### Stated problem 1
Answer these from the experiment record documentation:
(a) In what unit is fit_time measured?
(b) What default value is given for task_type?
(c) What return type is listed for from_dict?
### Stated problem 2
Duplicate the passage of the experiment record documentation starting at "memory_mb (float)" and ending at "for this experiment.".
### Stated problem 3
Turn the paragraph of the experiment record documentation that begins "Experiment status" into a list.

### Excerpt provided
= = = = =
Single experiment record.

Parameters:

experiment_id (str)
timestamp (str)
dataset_name (str)
dataset_id (str | None)
model_name (str)
pipeline_config (dict[str, Any])
hyperparameters (dict[str, Any])
metrics (dict[str, float])
meta_features (dict[str, float])
cv_scores (list[float] | None)
fit_time (float)
predict_time (float)
memory_mb (float)
n_samples (int)
n_features (int)
task_type (str)
status (str)
error_message (str | None)
tags (list[str])
notes (str)
model_structure (str | None)
config_hash (str)

experiment_id¶

Unique identifier for this experiment.

Type:: str

timestamp¶

ISO timestamp of when the experiment was run.

Type:: str

dataset_name¶

Name of the dataset.

Type:: str

dataset_id¶

External ID (e.g., OpenML ID).

Type:: Optional[str]

model_name¶

Name/identifier of the model or pipeline.

Type:: str

pipeline_config¶

Serialized pipeline configuration.

Type:: Dict

hyperparameters¶

Model hyperparameters.

Type:: Dict

metrics¶

Performance metrics.

Type:: Dict[str, float]

meta_features¶

Dataset meta-features.

Type:: Dict[str, float]

cv_scores¶

Per-fold CV scores.

Type:: Optional[List[float]]

fit_time¶

Training time in seconds.

Type:: float

predict_time¶

Prediction time in seconds.

Type:: float

memory_mb¶

Peak memory usage in MB.

Type:: float

n_samples¶

Number of training samples.

Type:: int

n_features¶

Number of features.

Type:: int

task_type¶

Type of task.

Type:: str

status¶

Experiment status: “success”, “failed”, “timeout”.

Type:: str

error_message¶

Error message if failed.

Type:: Optional[str]

tags¶

User-defined tags.

Type:: List[str]

notes¶

Additional notes.

Type:: str

experiment_id: str = ''¶

timestamp: str = ''¶

dataset_name: str = ''¶

dataset_id: str | None = None¶

model_name: str = ''¶

pipeline_config: dict[str, Any]¶

hyperparameters: dict[str, Any]¶

metrics: dict[str, float]¶

meta_features: dict[str, float]¶

cv_scores: list[float] | None = None¶

fit_time: float = 0.0¶

predict_time: float = 0.0¶

memory_mb: float = 0.0¶

n_samples: int = 0¶

n_features: int = 0¶

task_type: str = 'classification'¶

status: str = 'pending'¶

error_message: str | None = None¶

tags: list[str]¶

notes: str = ''¶

model_structure: str | None = None¶

config_hash: str = ''¶

to_dict()[source]¶

Convert to dictionary.

Return type:: WSGIEnvironment[Text, Any]

classmethod from_dict(data)[source]¶

Create from dictionary.

Return type:: ExperimentRecord
Parameters:: data (dict[str, Any])
= = = = =
### Extracted entries
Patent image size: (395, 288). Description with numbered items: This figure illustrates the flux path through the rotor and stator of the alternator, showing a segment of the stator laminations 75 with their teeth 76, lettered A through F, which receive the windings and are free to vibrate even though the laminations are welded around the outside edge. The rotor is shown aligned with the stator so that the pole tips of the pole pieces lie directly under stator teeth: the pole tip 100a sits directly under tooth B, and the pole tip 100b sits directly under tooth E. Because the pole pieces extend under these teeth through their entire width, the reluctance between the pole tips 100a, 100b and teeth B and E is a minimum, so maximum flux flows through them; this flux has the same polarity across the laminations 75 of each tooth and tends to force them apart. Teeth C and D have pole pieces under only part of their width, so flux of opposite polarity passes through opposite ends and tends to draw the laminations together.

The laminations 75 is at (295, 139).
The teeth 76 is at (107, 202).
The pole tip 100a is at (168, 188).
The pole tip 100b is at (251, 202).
= = = = =
### Expected output 1
(a) Seconds
(b) 'classification'
(c) ExperimentRecord

### Expected output 2
memory_mb (float)
n_samples (int)
n_features (int)
task_type (str)
status (str)
error_message (str | None)
tags (list[str])
notes (str)
model_structure (str | None)
config_hash (str)

experiment_id¶

Unique identifier for this experiment.

### Expected output 3
Experiment status values:
- success
- failed
- timeout